- What the exercise asks
From the entries below, please gather each line containing the string "otro".

- Data to use
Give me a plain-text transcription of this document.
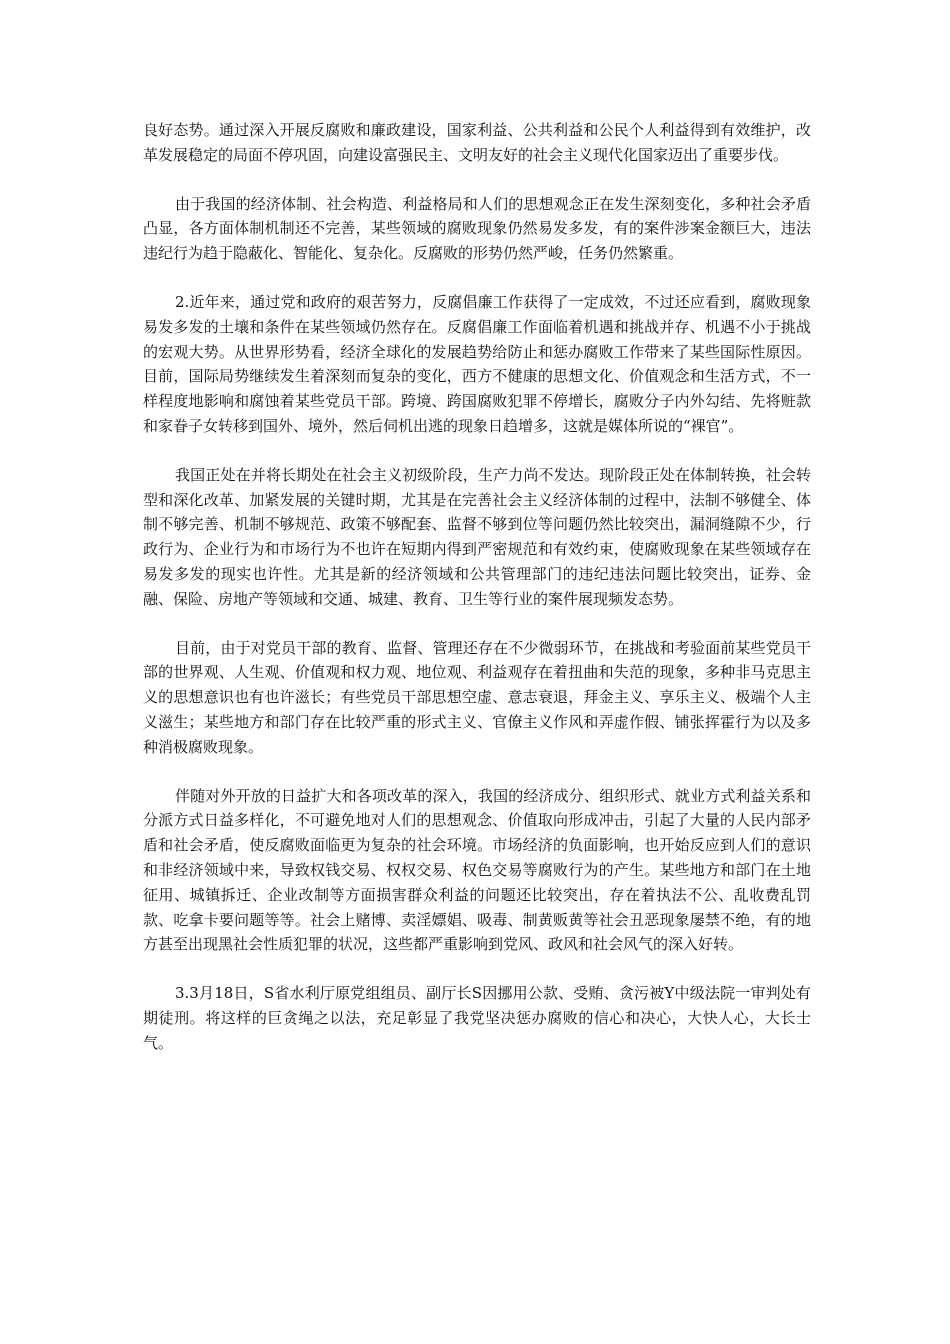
良好态势。通过深入开展反腐败和廉政建设，国家利益、公共利益和公民个人利益得到有效维护，改革发展稳定的局面不停巩固，向建设富强民主、文明友好的社会主义现代化国家迈出了重要步伐。

由于我国的经济体制、社会构造、利益格局和人们的思想观念正在发生深刻变化，多种社会矛盾凸显，各方面体制机制还不完善，某些领域的腐败现象仍然易发多发，有的案件涉案金额巨大，违法违纪行为趋于隐蔽化、智能化、复杂化。反腐败的形势仍然严峻，任务仍然繁重。

2.近年来，通过党和政府的艰苦努力，反腐倡廉工作获得了一定成效，不过还应看到，腐败现象易发多发的土壤和条件在某些领域仍然存在。反腐倡廉工作面临着机遇和挑战并存、机遇不小于挑战的宏观大势。从世界形势看，经济全球化的发展趋势给防止和惩办腐败工作带来了某些国际性原因。目前，国际局势继续发生着深刻而复杂的变化，西方不健康的思想文化、价值观念和生活方式，不一样程度地影响和腐蚀着某些党员干部。跨境、跨国腐败犯罪不停增长，腐败分子内外勾结、先将赃款和家眷子女转移到国外、境外，然后伺机出逃的现象日趋增多，这就是媒体所说的“裸官”。

我国正处在并将长期处在社会主义初级阶段，生产力尚不发达。现阶段正处在体制转换，社会转型和深化改革、加紧发展的关键时期，尤其是在完善社会主义经济体制的过程中，法制不够健全、体制不够完善、机制不够规范、政策不够配套、监督不够到位等问题仍然比较突出，漏洞缝隙不少，行政行为、企业行为和市场行为不也许在短期内得到严密规范和有效约束，使腐败现象在某些领域存在易发多发的现实也许性。尤其是新的经济领域和公共管理部门的违纪违法问题比较突出，证券、金融、保险、房地产等领域和交通、城建、教育、卫生等行业的案件展现频发态势。

目前，由于对党员干部的教育、监督、管理还存在不少微弱环节，在挑战和考验面前某些党员干部的世界观、人生观、价值观和权力观、地位观、利益观存在着扭曲和失范的现象，多种非马克思主义的思想意识也有也许滋长；有些党员干部思想空虚、意志衰退，拜金主义、享乐主义、极端个人主义滋生；某些地方和部门存在比较严重的形式主义、官僚主义作风和弄虚作假、铺张挥霍行为以及多种消极腐败现象。

伴随对外开放的日益扩大和各项改革的深入，我国的经济成分、组织形式、就业方式利益关系和分派方式日益多样化，不可避免地对人们的思想观念、价值取向形成冲击，引起了大量的人民内部矛盾和社会矛盾，使反腐败面临更为复杂的社会环境。市场经济的负面影响，也开始反应到人们的意识和非经济领域中来，导致权钱交易、权权交易、权色交易等腐败行为的产生。某些地方和部门在土地征用、城镇拆迁、企业改制等方面损害群众利益的问题还比较突出，存在着执法不公、乱收费乱罚款、吃拿卡要问题等等。社会上赌博、卖淫嫖娼、吸毒、制黄贩黄等社会丑恶现象屡禁不绝，有的地方甚至出现黑社会性质犯罪的状况，这些都严重影响到党风、政风和社会风气的深入好转。

3.3月18日，S省水利厅原党组组员、副厅长S因挪用公款、受贿、贪污被Y中级法院一审判处有期徒刑。将这样的巨贪绳之以法，充足彰显了我党坚决惩办腐败的信心和决心，大快人心，大长士气。
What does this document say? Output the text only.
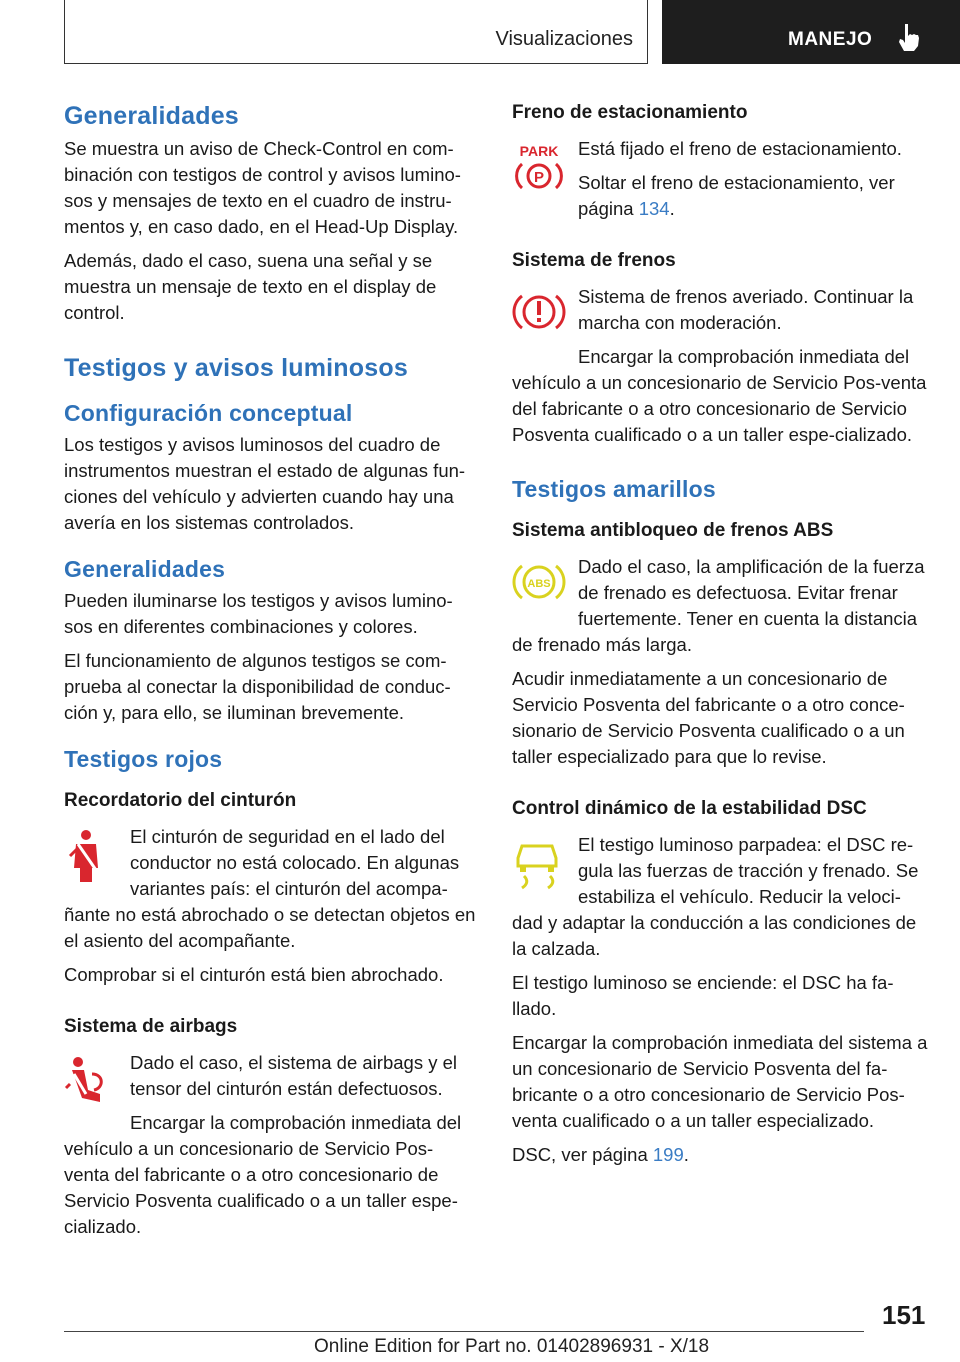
Visualizaciones	MANEJO
Generalidades

Se muestra un aviso de Check-Control en com-binación con testigos de control y avisos lumino-sos y mensajes de texto en el cuadro de instru-mentos y, en caso dado, en el Head-Up Display.

Además, dado el caso, suena una señal y se muestra un mensaje de texto en el display de control.

Testigos y avisos luminosos
Configuración conceptual

Los testigos y avisos luminosos del cuadro de instrumentos muestran el estado de algunas fun-ciones del vehículo y advierten cuando hay una avería en los sistemas controlados.

Generalidades

Pueden iluminarse los testigos y avisos lumino-sos en diferentes combinaciones y colores.

El funcionamiento de algunos testigos se com-prueba al conectar la disponibilidad de conduc-ción y, para ello, se iluminan brevemente.

Testigos rojos
Recordatorio del cinturón

El cinturón de seguridad en el lado del conductor no está colocado. En algunas variantes país: el cinturón del acompa-ñante no está abrochado o se detectan objetos en el asiento del acompañante.

Comprobar si el cinturón está bien abrochado.

Sistema de airbags

Dado el caso, el sistema de airbags y el tensor del cinturón están defectuosos.

Encargar la comprobación inmediata del vehículo a un concesionario de Servicio Pos-venta del fabricante o a otro concesionario de Servicio Posventa cualificado o a un taller espe-cializado.

Freno de estacionamiento
PARK
P

Está fijado el freno de estacionamiento.

Soltar el freno de estacionamiento, ver página 134.

Sistema de frenos

Sistema de frenos averiado. Continuar la marcha con moderación.

Encargar la comprobación inmediata del vehículo a un concesionario de Servicio Pos-venta del fabricante o a otro concesionario de Servicio Posventa cualificado o a un taller espe-cializado.

Testigos amarillos
Sistema antibloqueo de frenos ABS
ABS

Dado el caso, la amplificación de la fuerza de frenado es defectuosa. Evitar frenar fuertemente. Tener en cuenta la distancia de frenado más larga.

Acudir inmediatamente a un concesionario de Servicio Posventa del fabricante o a otro conce-sionario de Servicio Posventa cualificado o a un taller especializado para que lo revise.

Control dinámico de la estabilidad DSC

El testigo luminoso parpadea: el DSC re-gula las fuerzas de tracción y frenado. Se estabiliza el vehículo. Reducir la veloci-dad y adaptar la conducción a las condiciones de la calzada.

El testigo luminoso se enciende: el DSC ha fa-llado.

Encargar la comprobación inmediata del sistema a un concesionario de Servicio Posventa del fa-bricante o a otro concesionario de Servicio Pos-venta cualificado o a un taller especializado.

DSC, ver página 199.

151
Online Edition for Part no. 01402896931 - X/18
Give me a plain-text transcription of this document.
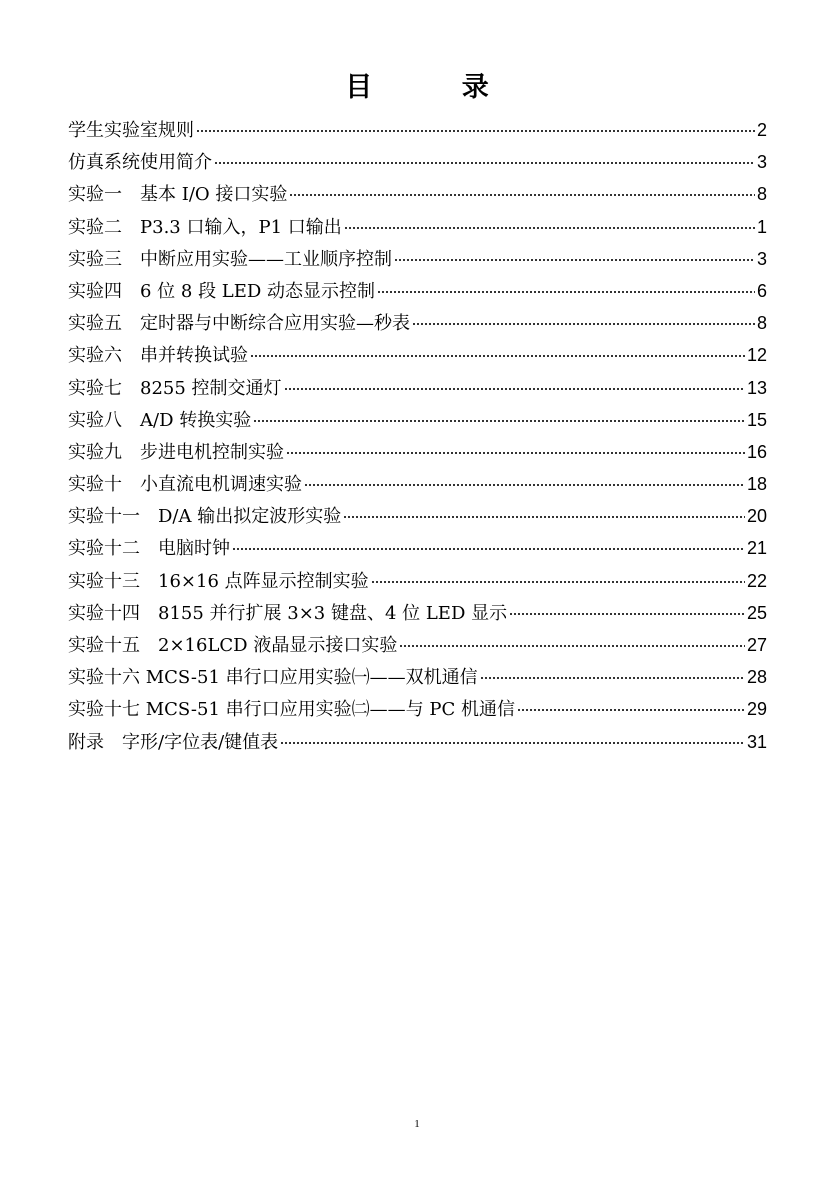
目 录
学生实验室规则	2
仿真系统使用简介	3
实验一　基本 I/O 接口实验	8
实验二　P3.3 口输入，P1 口输出	1
实验三　中断应用实验——工业顺序控制	3
实验四　6 位 8 段 LED 动态显示控制	6
实验五　定时器与中断综合应用实验—秒表	8
实验六　串并转换试验	12
实验七　8255 控制交通灯	13
实验八　A/D 转换实验	15
实验九　步进电机控制实验	16
实验十　小直流电机调速实验	18
实验十一　D/A 输出拟定波形实验	20
实验十二　电脑时钟	21
实验十三　16×16 点阵显示控制实验	22
实验十四　8155 并行扩展 3×3 键盘、4 位 LED 显示	25
实验十五　2×16LCD 液晶显示接口实验	27
实验十六 MCS-51 串行口应用实验㈠——双机通信	28
实验十七 MCS-51 串行口应用实验㈡——与 PC 机通信	29
附录　字形/字位表/键值表	31
1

- The response
Encargar la comprobación inmediata del vehículo a un concesionario de Servicio Pos-venta del fabricante o a otro concesionario de Servicio Posventa cualificado o a un taller espe-cializado.
Encargar la comprobación inmediata del vehículo a un concesionario de Servicio Pos-venta del fabricante o a otro concesionario de Servicio Posventa cualificado o a un taller espe-cializado.
Acudir inmediatamente a un concesionario de Servicio Posventa del fabricante o a otro conce-sionario de Servicio Posventa cualificado o a un taller especializado para que lo revise.
Encargar la comprobación inmediata del sistema a un concesionario de Servicio Posventa del fa-bricante o a otro concesionario de Servicio Pos-venta cualificado o a un taller especializado.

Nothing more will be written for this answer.